## Start
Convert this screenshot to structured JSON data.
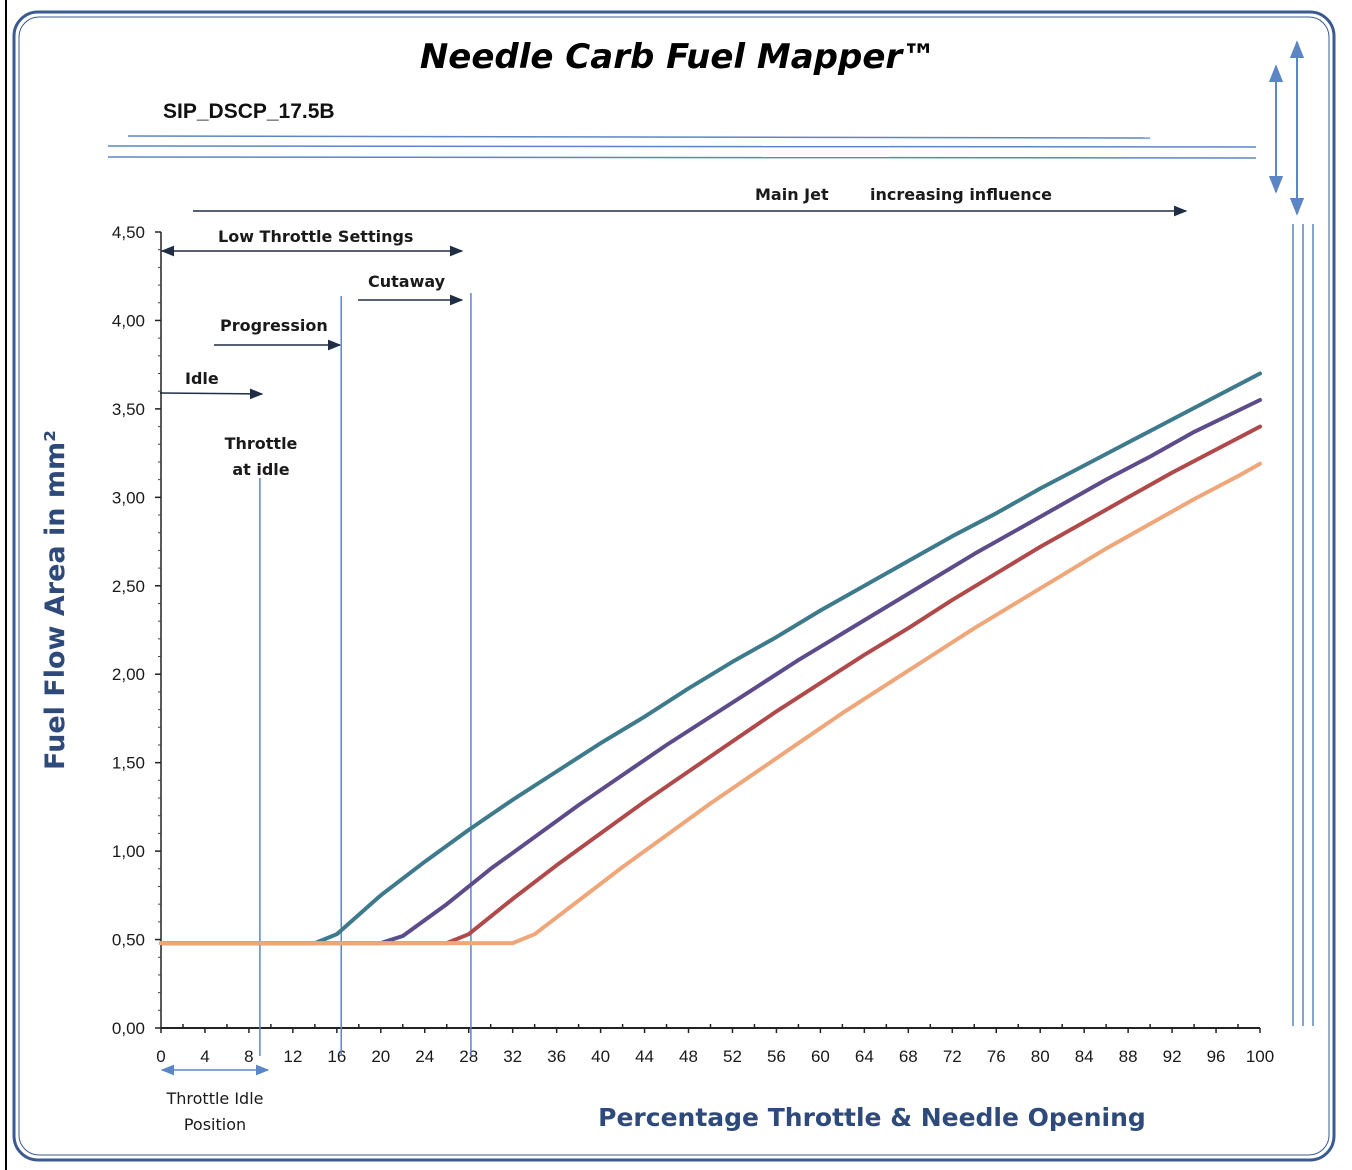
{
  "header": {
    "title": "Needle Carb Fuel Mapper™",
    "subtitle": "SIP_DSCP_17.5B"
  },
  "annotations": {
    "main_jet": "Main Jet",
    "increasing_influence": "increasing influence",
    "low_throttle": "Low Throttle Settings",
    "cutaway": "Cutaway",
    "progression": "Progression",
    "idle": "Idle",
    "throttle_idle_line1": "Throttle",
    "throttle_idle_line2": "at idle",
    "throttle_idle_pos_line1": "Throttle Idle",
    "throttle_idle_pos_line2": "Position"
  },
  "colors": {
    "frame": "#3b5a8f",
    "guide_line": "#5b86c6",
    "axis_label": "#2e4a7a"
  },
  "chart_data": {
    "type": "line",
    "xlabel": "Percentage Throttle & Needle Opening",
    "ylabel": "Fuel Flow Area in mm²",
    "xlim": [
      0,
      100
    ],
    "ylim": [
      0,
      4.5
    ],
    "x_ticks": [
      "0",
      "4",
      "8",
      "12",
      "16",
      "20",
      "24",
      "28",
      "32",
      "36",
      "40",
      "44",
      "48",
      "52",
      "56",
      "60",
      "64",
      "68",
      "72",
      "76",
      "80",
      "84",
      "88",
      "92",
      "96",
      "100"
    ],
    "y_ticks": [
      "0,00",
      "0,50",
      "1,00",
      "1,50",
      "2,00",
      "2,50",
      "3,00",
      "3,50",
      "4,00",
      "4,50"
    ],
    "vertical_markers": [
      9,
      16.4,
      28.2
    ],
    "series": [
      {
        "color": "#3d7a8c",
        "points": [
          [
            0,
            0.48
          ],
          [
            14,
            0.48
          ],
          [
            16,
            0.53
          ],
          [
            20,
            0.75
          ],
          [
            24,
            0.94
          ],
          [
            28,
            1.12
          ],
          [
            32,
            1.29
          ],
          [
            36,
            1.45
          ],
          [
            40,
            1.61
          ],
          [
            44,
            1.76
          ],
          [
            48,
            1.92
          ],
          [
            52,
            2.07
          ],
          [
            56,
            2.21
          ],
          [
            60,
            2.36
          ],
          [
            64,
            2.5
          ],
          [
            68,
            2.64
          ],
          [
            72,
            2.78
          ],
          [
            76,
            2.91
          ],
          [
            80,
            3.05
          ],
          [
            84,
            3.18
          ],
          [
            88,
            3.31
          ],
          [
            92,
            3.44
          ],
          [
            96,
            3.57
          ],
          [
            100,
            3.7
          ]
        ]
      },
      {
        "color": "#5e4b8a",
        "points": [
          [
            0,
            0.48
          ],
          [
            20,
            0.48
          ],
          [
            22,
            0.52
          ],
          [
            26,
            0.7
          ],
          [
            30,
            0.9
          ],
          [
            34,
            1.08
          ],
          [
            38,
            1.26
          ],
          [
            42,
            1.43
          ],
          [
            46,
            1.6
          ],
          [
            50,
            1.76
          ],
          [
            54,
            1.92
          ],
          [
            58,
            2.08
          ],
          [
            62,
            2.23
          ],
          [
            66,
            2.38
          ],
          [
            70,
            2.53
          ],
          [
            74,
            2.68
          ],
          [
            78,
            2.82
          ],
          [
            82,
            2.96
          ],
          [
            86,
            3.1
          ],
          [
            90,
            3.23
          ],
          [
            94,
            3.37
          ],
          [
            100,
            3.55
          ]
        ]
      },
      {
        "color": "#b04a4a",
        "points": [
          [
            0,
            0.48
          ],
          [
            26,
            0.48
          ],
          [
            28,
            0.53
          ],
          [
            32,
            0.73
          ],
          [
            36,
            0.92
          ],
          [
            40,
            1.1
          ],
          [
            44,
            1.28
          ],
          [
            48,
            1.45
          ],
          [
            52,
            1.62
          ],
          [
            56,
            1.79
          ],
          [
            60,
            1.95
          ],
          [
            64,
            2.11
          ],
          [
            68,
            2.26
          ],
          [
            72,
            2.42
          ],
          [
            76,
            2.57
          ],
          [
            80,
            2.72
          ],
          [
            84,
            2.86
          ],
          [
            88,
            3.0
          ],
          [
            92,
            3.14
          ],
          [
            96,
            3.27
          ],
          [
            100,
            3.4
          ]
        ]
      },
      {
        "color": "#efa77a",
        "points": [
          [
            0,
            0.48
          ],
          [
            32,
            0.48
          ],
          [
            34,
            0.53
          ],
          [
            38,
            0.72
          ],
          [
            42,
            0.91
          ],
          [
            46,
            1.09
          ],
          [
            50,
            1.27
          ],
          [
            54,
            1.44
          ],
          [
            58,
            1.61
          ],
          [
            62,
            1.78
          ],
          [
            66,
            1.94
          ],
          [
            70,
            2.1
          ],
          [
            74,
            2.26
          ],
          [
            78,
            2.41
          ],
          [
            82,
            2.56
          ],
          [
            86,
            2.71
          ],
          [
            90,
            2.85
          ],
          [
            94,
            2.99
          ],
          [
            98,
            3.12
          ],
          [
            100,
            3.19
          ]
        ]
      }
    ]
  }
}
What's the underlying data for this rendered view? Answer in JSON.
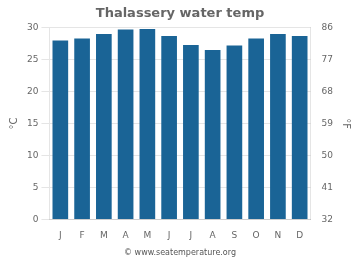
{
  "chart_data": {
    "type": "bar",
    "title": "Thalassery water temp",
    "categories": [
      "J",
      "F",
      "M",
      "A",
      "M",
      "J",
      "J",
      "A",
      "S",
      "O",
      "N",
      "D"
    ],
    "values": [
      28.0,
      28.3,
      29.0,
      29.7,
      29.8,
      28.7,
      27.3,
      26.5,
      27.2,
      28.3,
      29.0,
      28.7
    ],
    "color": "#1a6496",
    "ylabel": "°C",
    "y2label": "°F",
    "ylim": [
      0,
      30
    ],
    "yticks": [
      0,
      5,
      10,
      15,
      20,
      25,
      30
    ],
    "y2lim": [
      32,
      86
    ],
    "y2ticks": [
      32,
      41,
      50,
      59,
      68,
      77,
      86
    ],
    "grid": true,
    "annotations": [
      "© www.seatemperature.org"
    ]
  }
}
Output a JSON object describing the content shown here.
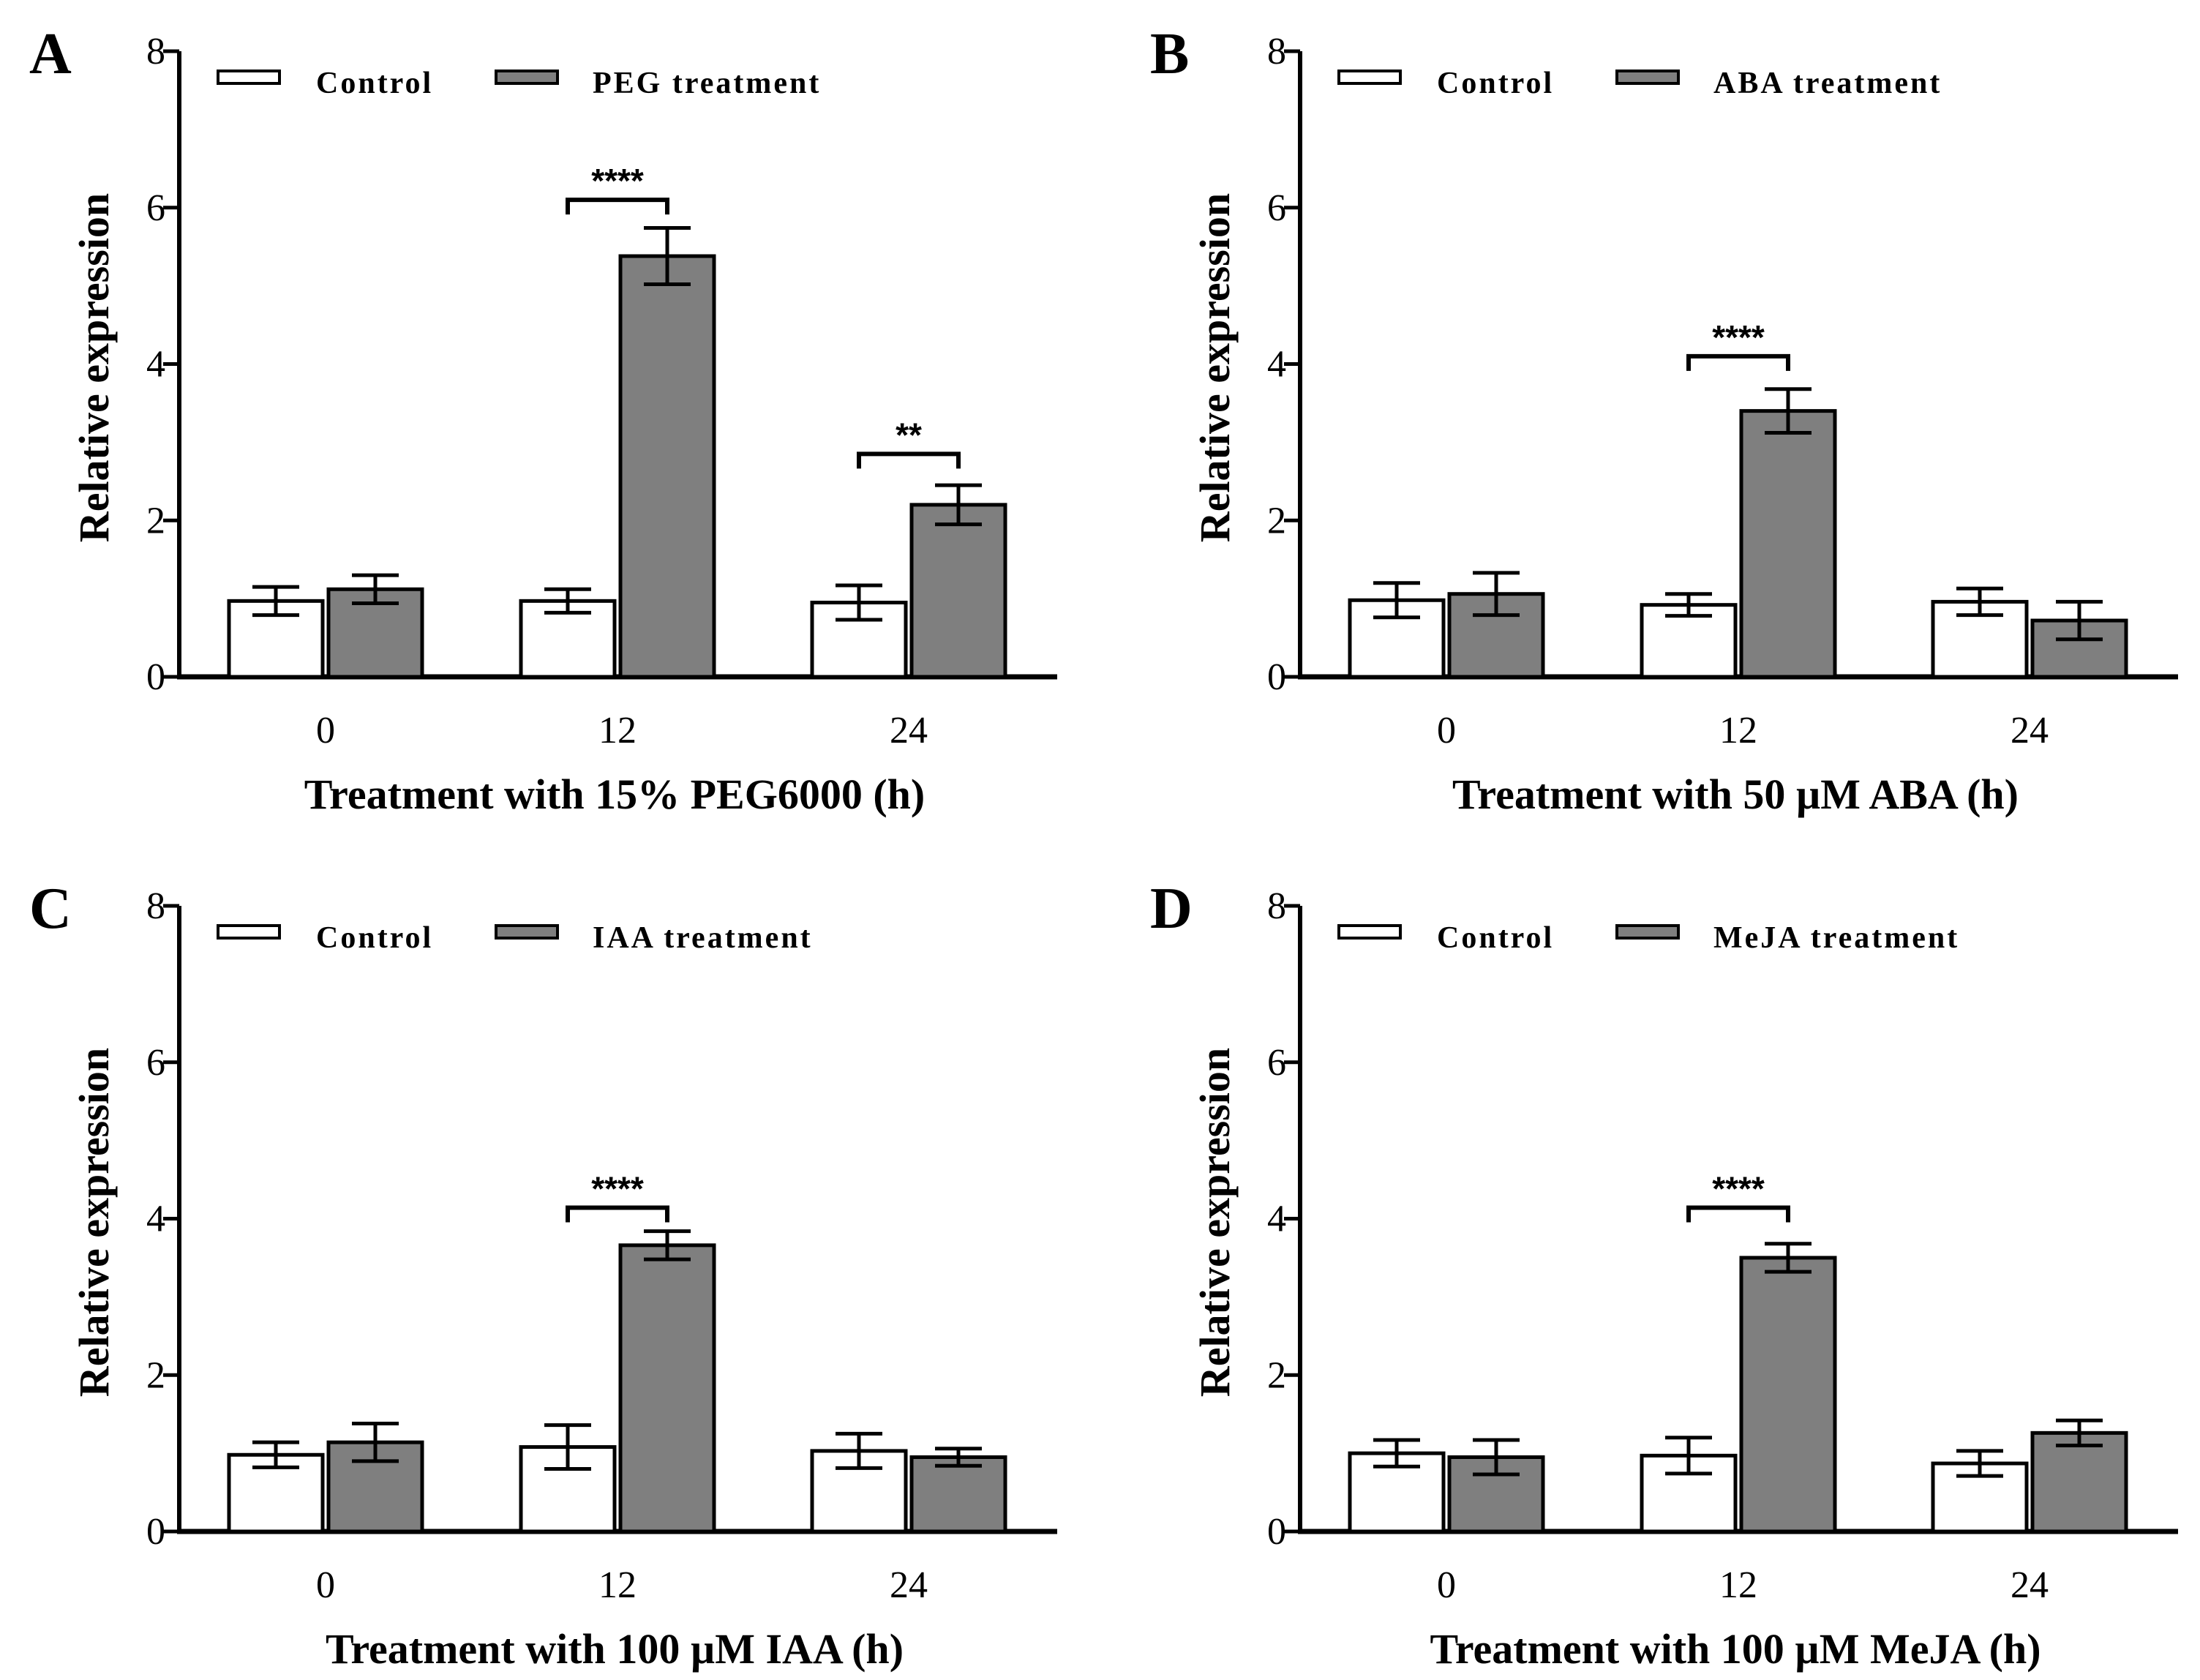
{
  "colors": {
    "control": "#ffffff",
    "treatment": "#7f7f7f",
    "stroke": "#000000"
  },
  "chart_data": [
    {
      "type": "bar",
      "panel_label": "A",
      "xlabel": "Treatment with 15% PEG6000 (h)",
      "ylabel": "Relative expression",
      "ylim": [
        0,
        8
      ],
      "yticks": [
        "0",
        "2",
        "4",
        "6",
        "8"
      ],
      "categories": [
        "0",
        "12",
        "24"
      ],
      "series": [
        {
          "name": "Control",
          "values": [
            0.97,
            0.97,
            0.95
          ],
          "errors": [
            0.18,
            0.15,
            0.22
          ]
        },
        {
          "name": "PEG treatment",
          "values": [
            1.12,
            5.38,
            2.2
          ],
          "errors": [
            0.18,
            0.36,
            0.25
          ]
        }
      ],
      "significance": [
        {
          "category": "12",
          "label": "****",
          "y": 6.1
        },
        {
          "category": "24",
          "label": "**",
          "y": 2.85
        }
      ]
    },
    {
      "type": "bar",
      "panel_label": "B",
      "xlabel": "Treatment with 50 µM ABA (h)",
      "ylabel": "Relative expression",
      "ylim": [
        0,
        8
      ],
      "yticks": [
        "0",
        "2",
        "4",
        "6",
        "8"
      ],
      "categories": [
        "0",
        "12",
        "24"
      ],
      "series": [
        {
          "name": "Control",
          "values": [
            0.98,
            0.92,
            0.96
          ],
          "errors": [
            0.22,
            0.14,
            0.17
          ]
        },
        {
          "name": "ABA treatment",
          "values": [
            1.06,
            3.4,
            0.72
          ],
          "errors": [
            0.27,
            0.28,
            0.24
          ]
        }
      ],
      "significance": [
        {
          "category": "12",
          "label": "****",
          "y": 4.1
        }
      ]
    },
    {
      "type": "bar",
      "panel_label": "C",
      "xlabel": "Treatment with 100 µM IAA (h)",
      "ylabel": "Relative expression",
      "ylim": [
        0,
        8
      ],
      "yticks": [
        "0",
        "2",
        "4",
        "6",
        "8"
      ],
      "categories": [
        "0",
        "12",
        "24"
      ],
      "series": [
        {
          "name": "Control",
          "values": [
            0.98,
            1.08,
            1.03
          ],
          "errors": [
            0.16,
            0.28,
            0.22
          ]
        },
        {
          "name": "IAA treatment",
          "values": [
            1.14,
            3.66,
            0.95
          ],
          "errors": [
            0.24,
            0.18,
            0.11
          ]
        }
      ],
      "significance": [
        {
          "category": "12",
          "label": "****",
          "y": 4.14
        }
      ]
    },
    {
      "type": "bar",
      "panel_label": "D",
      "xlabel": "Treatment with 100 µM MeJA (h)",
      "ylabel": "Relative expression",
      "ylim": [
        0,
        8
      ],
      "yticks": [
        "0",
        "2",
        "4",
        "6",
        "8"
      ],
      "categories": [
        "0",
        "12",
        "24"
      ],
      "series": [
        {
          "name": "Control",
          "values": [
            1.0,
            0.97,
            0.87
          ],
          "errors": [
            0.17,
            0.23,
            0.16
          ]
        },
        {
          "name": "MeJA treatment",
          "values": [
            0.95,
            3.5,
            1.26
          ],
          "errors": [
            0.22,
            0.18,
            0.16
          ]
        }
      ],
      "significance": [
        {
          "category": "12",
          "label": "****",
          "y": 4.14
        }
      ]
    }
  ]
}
## End
Find "xlabel". Copy every line it occurs in.

■ Solution to the problem
    "xlabel": "Percentage Throttle & Needle Opening",
      "xlabel": "Treatment with 15% PEG6000 (h)",
      "xlabel": "Treatment with 50 µM ABA (h)",
      "xlabel": "Treatment with 100 µM IAA (h)",
      "xlabel": "Treatment with 100 µM MeJA (h)",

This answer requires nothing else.